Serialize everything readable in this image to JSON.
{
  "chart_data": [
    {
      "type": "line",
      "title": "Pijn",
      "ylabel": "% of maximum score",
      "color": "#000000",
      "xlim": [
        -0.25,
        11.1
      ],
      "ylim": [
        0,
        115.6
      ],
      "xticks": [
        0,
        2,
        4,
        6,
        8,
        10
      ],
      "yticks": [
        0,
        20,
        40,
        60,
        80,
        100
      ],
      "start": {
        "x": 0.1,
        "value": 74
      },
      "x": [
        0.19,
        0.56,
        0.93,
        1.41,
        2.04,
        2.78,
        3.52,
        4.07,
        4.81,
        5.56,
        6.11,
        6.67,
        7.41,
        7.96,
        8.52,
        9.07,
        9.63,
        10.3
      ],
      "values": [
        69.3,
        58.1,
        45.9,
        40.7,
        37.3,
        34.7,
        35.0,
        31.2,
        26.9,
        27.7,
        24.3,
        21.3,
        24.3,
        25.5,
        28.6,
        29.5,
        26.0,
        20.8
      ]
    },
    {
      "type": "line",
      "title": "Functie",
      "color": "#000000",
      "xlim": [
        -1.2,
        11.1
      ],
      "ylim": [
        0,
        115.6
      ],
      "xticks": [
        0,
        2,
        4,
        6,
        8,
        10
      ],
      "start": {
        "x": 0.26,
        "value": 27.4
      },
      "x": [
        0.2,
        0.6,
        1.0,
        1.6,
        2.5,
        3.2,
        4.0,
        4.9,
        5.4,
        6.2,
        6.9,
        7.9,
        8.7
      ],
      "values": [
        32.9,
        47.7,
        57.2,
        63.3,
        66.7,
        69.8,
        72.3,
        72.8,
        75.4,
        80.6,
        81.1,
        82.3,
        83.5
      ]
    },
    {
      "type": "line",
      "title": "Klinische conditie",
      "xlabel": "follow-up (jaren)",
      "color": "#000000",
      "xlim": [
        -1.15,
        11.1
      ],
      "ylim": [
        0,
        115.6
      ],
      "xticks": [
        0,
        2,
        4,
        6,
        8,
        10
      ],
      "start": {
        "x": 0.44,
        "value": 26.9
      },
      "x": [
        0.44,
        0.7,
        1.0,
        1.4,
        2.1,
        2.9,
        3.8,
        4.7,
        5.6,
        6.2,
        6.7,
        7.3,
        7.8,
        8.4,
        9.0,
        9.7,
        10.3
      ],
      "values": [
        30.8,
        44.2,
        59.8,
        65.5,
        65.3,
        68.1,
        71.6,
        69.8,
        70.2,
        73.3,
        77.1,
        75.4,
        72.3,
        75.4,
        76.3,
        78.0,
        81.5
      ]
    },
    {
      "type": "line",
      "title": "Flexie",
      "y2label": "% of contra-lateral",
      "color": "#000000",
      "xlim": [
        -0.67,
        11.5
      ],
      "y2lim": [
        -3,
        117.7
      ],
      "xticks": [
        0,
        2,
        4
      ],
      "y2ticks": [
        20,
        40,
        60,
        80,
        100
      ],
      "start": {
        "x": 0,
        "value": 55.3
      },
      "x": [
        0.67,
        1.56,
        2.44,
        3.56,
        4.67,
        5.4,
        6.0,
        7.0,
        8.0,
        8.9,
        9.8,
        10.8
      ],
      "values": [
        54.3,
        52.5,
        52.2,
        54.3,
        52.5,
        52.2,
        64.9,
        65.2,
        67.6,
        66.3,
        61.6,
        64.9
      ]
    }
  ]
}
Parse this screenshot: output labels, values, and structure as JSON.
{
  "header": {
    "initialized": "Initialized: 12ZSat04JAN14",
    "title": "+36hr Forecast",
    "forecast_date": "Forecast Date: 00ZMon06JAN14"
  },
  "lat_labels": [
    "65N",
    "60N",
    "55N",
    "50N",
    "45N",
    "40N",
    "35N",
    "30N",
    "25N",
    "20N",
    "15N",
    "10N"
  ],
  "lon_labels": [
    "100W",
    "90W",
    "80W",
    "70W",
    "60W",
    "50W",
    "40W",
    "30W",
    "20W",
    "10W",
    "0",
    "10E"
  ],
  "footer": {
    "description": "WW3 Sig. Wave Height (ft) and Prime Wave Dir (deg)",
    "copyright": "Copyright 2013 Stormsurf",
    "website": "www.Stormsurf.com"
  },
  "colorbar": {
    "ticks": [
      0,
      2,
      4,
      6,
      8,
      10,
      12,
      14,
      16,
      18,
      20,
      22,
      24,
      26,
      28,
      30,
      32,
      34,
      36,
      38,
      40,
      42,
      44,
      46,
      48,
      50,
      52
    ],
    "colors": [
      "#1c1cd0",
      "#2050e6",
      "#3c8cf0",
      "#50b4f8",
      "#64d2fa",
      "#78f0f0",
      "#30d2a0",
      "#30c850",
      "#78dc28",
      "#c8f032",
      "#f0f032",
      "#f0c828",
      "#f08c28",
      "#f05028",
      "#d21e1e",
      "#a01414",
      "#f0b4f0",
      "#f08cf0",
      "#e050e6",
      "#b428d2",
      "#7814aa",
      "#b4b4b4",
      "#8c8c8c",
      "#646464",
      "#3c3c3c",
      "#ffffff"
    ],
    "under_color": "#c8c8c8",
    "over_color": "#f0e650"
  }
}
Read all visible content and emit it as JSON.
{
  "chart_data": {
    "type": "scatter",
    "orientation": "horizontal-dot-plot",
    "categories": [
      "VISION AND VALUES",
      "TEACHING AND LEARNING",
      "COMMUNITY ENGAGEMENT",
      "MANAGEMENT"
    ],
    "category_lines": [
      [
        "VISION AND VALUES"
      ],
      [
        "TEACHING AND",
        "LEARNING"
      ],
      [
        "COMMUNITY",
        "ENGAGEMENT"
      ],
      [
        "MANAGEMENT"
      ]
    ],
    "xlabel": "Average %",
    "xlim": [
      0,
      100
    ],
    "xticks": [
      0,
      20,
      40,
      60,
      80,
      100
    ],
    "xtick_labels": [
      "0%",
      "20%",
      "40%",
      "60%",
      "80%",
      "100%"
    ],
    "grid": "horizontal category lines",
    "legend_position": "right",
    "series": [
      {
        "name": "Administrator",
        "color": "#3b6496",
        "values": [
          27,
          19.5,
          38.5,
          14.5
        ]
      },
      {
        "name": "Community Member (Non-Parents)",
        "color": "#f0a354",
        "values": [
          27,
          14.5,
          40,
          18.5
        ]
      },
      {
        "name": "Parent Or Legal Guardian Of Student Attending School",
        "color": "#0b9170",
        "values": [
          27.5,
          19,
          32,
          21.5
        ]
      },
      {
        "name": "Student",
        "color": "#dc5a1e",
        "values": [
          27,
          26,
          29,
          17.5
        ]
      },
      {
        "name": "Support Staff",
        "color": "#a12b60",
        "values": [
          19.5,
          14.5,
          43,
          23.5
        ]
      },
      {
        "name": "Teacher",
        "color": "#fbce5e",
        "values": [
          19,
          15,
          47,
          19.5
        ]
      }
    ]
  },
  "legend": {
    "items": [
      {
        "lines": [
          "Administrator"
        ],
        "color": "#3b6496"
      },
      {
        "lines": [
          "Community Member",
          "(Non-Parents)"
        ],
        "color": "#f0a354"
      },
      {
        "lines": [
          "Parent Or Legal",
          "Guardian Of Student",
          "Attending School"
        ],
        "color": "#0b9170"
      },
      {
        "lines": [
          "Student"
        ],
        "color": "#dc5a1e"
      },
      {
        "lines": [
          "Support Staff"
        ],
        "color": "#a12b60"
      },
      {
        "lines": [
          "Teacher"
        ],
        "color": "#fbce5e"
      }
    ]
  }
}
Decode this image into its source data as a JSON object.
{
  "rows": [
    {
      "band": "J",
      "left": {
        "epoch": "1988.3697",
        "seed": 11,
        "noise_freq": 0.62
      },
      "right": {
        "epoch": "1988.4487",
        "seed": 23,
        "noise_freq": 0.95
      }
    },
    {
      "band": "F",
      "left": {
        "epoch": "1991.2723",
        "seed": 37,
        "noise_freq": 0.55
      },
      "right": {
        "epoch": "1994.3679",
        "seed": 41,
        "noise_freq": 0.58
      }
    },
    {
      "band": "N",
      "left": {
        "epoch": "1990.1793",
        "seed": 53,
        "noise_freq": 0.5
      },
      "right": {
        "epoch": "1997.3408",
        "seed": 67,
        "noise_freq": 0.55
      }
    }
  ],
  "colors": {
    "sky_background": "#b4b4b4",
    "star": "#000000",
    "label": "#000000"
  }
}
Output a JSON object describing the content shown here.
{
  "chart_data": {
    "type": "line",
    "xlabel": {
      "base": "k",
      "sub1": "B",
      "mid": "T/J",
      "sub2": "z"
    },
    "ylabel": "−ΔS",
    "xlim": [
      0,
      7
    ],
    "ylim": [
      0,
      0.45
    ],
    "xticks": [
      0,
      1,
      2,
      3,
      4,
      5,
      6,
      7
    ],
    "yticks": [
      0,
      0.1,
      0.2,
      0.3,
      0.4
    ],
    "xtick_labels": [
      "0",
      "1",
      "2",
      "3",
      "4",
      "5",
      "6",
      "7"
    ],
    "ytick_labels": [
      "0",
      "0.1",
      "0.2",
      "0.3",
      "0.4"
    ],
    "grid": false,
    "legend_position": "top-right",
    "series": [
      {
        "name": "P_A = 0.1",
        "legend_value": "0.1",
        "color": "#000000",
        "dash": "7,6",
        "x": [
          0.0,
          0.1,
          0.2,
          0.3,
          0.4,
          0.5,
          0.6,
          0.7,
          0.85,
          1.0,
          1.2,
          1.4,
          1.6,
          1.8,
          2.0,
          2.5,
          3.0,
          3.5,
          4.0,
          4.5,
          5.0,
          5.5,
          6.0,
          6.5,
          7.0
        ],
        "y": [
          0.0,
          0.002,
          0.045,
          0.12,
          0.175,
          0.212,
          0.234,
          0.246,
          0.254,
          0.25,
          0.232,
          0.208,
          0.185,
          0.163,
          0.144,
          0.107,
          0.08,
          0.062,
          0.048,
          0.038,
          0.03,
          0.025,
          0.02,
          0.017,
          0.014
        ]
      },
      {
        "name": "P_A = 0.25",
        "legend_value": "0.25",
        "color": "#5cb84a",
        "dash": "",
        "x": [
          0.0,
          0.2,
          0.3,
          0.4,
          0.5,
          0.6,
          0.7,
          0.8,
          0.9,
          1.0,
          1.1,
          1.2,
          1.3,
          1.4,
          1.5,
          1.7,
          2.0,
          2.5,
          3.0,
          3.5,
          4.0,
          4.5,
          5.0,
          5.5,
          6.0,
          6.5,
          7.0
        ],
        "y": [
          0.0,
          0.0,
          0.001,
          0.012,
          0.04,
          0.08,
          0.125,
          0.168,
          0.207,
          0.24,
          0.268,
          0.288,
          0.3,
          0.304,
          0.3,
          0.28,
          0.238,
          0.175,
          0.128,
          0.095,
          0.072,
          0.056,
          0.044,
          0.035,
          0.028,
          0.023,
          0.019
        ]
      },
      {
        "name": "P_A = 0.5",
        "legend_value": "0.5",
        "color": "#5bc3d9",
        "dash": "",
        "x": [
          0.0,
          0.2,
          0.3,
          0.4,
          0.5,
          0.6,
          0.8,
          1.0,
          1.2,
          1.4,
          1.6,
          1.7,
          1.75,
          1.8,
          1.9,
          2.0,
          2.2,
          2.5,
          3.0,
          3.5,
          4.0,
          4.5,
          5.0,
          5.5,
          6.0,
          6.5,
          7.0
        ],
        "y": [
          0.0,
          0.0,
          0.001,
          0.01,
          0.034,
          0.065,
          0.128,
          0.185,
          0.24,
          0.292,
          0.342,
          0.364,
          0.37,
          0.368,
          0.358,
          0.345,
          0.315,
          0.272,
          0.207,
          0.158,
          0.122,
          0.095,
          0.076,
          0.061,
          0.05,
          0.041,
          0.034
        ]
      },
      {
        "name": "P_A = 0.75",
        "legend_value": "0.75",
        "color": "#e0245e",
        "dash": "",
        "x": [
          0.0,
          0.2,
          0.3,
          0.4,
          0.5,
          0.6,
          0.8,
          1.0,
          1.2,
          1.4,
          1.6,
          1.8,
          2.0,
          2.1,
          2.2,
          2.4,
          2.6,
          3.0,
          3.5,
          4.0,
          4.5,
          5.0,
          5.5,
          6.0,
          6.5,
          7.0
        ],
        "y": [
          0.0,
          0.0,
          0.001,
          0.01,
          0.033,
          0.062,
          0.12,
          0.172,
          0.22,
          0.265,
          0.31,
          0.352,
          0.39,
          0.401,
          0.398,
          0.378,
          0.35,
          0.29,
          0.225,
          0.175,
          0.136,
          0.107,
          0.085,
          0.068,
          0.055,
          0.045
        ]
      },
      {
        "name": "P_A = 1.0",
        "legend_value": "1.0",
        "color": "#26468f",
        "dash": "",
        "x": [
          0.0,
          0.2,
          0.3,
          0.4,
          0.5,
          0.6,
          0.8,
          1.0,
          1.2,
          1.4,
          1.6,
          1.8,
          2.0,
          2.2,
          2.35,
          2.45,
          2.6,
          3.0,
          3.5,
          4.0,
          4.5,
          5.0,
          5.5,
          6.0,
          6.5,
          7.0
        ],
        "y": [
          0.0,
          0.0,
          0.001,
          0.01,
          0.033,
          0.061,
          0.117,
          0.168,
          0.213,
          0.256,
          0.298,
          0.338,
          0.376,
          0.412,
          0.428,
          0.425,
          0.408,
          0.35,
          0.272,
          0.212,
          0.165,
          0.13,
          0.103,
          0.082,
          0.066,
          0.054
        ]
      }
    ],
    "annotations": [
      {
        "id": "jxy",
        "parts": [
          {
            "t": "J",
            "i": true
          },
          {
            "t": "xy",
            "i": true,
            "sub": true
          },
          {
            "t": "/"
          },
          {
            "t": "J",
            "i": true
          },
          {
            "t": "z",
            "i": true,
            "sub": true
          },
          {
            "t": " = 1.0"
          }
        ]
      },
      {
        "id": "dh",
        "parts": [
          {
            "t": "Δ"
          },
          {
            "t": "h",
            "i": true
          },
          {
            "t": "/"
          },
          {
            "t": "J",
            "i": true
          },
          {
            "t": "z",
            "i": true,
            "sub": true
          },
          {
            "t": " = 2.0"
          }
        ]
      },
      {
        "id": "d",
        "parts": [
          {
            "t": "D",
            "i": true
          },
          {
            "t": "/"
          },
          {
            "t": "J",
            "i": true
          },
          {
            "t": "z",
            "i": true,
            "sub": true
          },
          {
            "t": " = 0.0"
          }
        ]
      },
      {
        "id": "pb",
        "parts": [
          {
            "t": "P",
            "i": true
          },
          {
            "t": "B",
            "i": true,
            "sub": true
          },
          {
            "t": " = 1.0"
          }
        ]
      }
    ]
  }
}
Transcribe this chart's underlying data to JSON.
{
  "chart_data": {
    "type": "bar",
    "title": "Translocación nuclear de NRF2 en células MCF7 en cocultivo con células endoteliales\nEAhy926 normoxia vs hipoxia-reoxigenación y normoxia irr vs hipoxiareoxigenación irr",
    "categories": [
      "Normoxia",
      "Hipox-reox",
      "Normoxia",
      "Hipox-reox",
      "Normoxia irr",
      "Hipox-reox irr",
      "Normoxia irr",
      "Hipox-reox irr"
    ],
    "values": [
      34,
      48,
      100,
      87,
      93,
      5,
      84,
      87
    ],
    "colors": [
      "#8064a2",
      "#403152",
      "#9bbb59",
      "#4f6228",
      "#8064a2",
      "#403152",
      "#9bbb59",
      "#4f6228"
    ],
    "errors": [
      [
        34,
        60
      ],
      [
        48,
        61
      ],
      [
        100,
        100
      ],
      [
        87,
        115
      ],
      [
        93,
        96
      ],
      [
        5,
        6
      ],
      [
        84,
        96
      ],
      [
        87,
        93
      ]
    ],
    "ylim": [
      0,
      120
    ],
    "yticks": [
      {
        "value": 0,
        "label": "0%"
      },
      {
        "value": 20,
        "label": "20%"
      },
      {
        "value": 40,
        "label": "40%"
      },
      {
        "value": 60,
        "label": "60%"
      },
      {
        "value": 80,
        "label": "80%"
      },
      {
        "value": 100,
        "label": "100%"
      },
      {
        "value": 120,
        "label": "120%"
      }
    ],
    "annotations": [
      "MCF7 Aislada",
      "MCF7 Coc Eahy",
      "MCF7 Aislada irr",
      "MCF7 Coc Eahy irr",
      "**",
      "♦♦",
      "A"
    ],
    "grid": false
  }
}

□ □ □

SHORT TASK:
From the entries above, extract each line containing "xlabel".

TASK SOLUTION:
      "xlabel": "follow-up (jaren)",
    "xlabel": "Average %",
    "xlabel": {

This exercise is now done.